[Stored data]
══════

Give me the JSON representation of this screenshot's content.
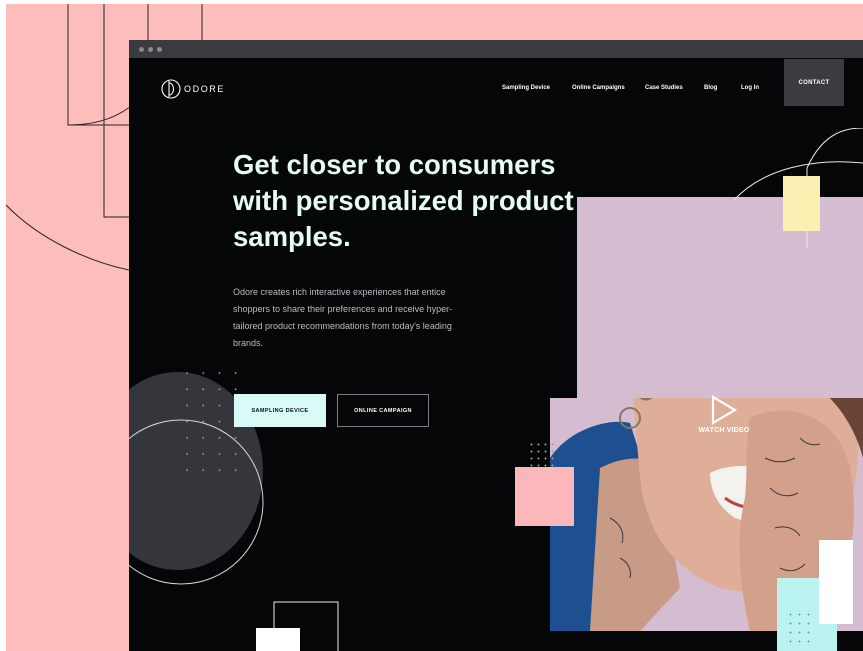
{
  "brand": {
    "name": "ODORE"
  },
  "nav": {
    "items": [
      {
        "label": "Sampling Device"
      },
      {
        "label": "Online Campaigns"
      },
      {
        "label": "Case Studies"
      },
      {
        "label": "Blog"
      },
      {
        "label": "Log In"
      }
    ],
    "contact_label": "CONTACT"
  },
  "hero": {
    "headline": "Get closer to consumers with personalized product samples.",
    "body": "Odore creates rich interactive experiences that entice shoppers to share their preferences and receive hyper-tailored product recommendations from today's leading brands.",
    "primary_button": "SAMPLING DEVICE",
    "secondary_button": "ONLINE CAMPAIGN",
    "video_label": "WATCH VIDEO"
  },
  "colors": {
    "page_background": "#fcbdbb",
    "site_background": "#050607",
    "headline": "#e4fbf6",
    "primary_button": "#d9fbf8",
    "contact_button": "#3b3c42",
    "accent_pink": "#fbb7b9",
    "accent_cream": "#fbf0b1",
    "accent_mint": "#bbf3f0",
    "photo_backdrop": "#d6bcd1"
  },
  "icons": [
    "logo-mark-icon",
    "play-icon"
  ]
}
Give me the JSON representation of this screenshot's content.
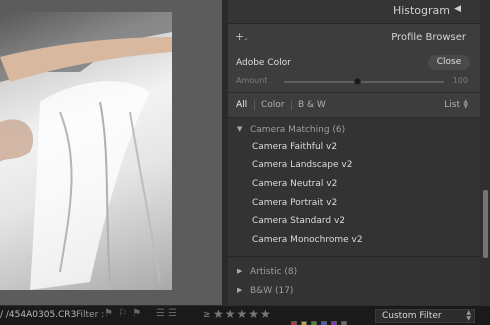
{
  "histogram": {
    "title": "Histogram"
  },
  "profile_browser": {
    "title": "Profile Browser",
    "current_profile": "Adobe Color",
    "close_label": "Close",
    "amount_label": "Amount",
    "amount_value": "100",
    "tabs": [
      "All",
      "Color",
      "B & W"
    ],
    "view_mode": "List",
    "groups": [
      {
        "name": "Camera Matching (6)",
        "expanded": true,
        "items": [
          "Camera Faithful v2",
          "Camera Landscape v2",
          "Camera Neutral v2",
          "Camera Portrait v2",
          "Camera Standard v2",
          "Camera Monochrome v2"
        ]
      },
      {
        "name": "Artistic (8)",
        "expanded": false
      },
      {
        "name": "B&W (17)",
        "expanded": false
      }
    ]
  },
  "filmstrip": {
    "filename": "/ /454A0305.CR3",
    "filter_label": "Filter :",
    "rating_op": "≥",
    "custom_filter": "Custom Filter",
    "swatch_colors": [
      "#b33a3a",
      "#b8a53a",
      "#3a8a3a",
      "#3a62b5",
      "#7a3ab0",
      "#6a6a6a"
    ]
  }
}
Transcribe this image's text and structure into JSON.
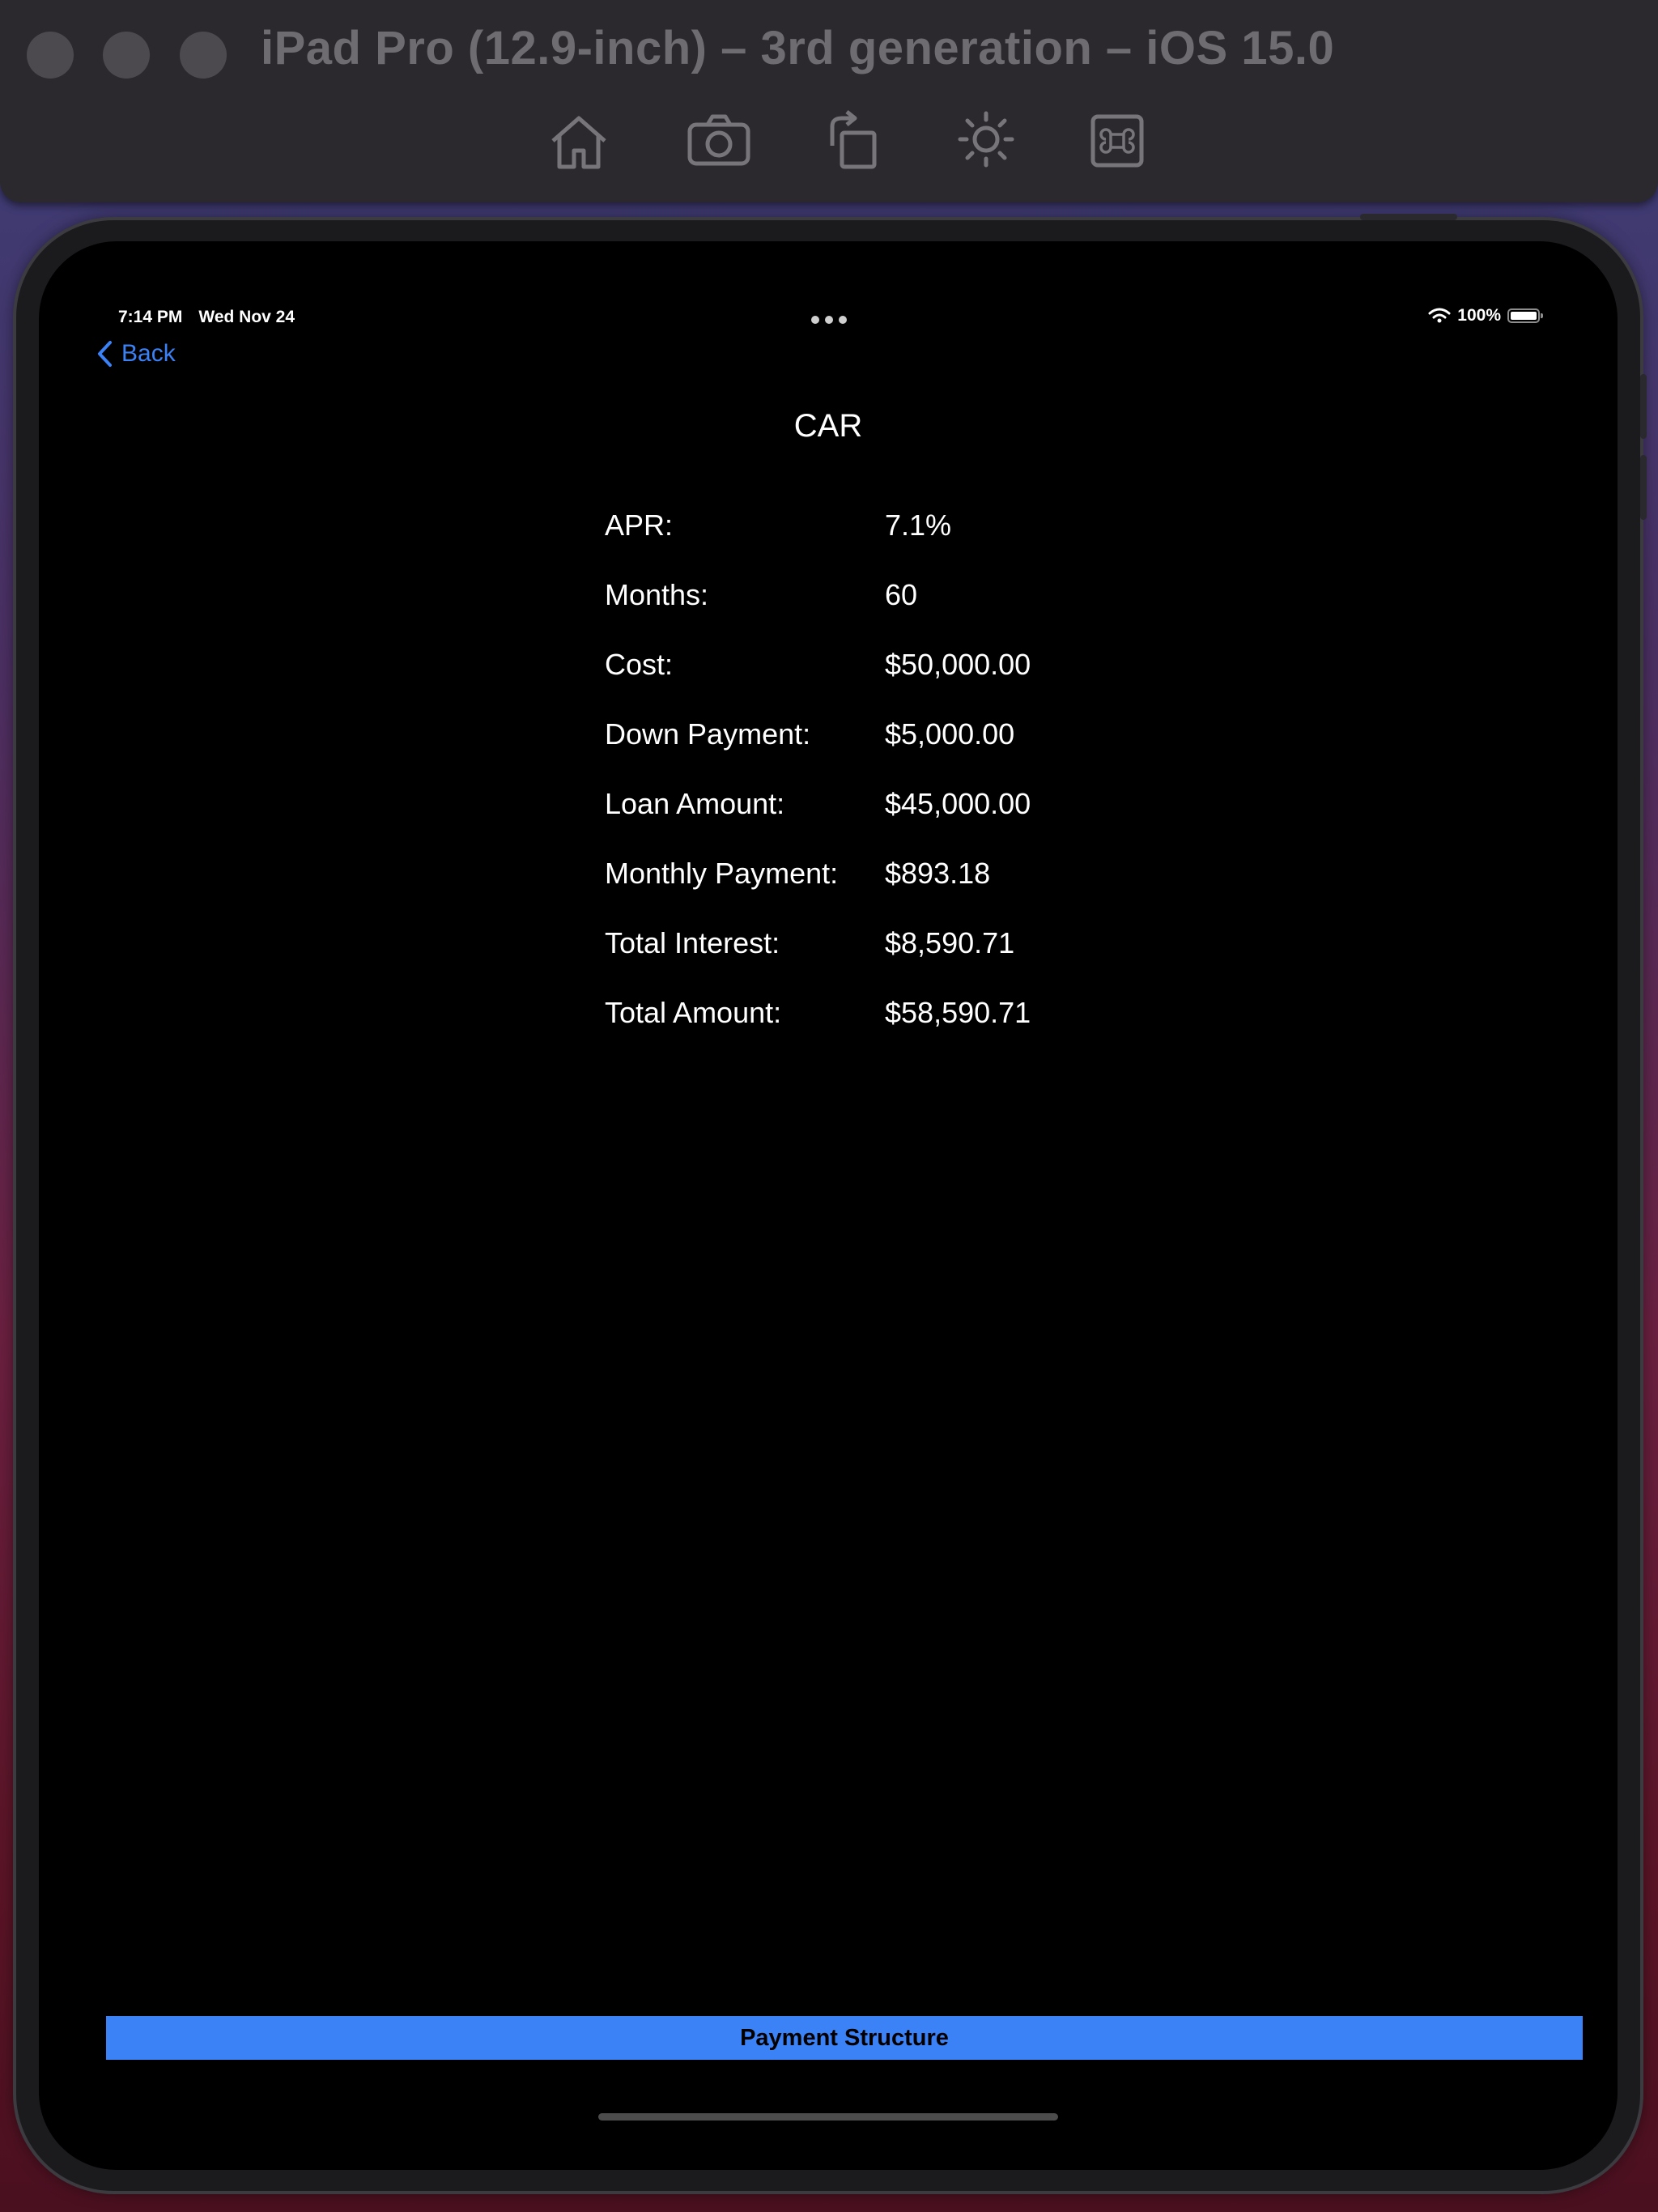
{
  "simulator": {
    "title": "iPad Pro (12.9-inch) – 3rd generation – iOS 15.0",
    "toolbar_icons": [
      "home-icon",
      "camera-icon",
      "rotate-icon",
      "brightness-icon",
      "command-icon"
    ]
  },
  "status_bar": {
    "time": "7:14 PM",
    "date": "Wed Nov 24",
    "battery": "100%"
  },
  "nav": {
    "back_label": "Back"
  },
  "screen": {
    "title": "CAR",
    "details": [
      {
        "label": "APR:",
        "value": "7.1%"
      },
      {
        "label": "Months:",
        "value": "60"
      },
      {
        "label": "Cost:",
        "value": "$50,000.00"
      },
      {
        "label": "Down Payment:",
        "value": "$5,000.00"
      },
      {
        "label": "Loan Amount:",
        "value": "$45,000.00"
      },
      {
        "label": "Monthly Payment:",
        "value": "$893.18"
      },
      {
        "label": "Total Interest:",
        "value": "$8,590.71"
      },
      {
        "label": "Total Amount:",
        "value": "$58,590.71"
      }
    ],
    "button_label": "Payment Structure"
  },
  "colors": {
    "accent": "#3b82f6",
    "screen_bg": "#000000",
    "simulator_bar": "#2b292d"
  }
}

══════

**WRITTEN INSTRUCTION**
Write out all the entries word for word, but skip any images.

**RESULT FOR THIS EXERCISE**
Give me the JSON representation of this screenshot's content.
{
  "brand": {
    "name": "ODORE"
  },
  "nav": {
    "items": [
      {
        "label": "Sampling Device"
      },
      {
        "label": "Online Campaigns"
      },
      {
        "label": "Case Studies"
      },
      {
        "label": "Blog"
      },
      {
        "label": "Log In"
      }
    ],
    "contact_label": "CONTACT"
  },
  "hero": {
    "headline": "Get closer to consumers with personalized product samples.",
    "body": "Odore creates rich interactive experiences that entice shoppers to share their preferences and receive hyper-tailored product recommendations from today's leading brands.",
    "primary_button": "SAMPLING DEVICE",
    "secondary_button": "ONLINE CAMPAIGN",
    "video_label": "WATCH VIDEO"
  },
  "colors": {
    "page_background": "#fcbdbb",
    "site_background": "#050607",
    "headline": "#e4fbf6",
    "primary_button": "#d9fbf8",
    "contact_button": "#3b3c42",
    "accent_pink": "#fbb7b9",
    "accent_cream": "#fbf0b1",
    "accent_mint": "#bbf3f0",
    "photo_backdrop": "#d6bcd1"
  },
  "icons": [
    "logo-mark-icon",
    "play-icon"
  ]
}
Give me the JSON representation of this screenshot's content.
{
  "histogram": {
    "title": "Histogram"
  },
  "profile_browser": {
    "title": "Profile Browser",
    "current_profile": "Adobe Color",
    "close_label": "Close",
    "amount_label": "Amount",
    "amount_value": "100",
    "tabs": [
      "All",
      "Color",
      "B & W"
    ],
    "view_mode": "List",
    "groups": [
      {
        "name": "Camera Matching (6)",
        "expanded": true,
        "items": [
          "Camera Faithful v2",
          "Camera Landscape v2",
          "Camera Neutral v2",
          "Camera Portrait v2",
          "Camera Standard v2",
          "Camera Monochrome v2"
        ]
      },
      {
        "name": "Artistic (8)",
        "expanded": false
      },
      {
        "name": "B&W (17)",
        "expanded": false
      }
    ]
  },
  "filmstrip": {
    "filename": "/ /454A0305.CR3",
    "filter_label": "Filter :",
    "rating_op": "≥",
    "custom_filter": "Custom Filter",
    "swatch_colors": [
      "#b33a3a",
      "#b8a53a",
      "#3a8a3a",
      "#3a62b5",
      "#7a3ab0",
      "#6a6a6a"
    ]
  }
}
Transcribe this image's text and structure into JSON.
{
  "simulator": {
    "title": "iPad Pro (12.9-inch) – 3rd generation – iOS 15.0",
    "toolbar_icons": [
      "home-icon",
      "camera-icon",
      "rotate-icon",
      "brightness-icon",
      "command-icon"
    ]
  },
  "status_bar": {
    "time": "7:14 PM",
    "date": "Wed Nov 24",
    "battery": "100%"
  },
  "nav": {
    "back_label": "Back"
  },
  "screen": {
    "title": "CAR",
    "details": [
      {
        "label": "APR:",
        "value": "7.1%"
      },
      {
        "label": "Months:",
        "value": "60"
      },
      {
        "label": "Cost:",
        "value": "$50,000.00"
      },
      {
        "label": "Down Payment:",
        "value": "$5,000.00"
      },
      {
        "label": "Loan Amount:",
        "value": "$45,000.00"
      },
      {
        "label": "Monthly Payment:",
        "value": "$893.18"
      },
      {
        "label": "Total Interest:",
        "value": "$8,590.71"
      },
      {
        "label": "Total Amount:",
        "value": "$58,590.71"
      }
    ],
    "button_label": "Payment Structure"
  },
  "colors": {
    "accent": "#3b82f6",
    "screen_bg": "#000000",
    "simulator_bar": "#2b292d"
  }
}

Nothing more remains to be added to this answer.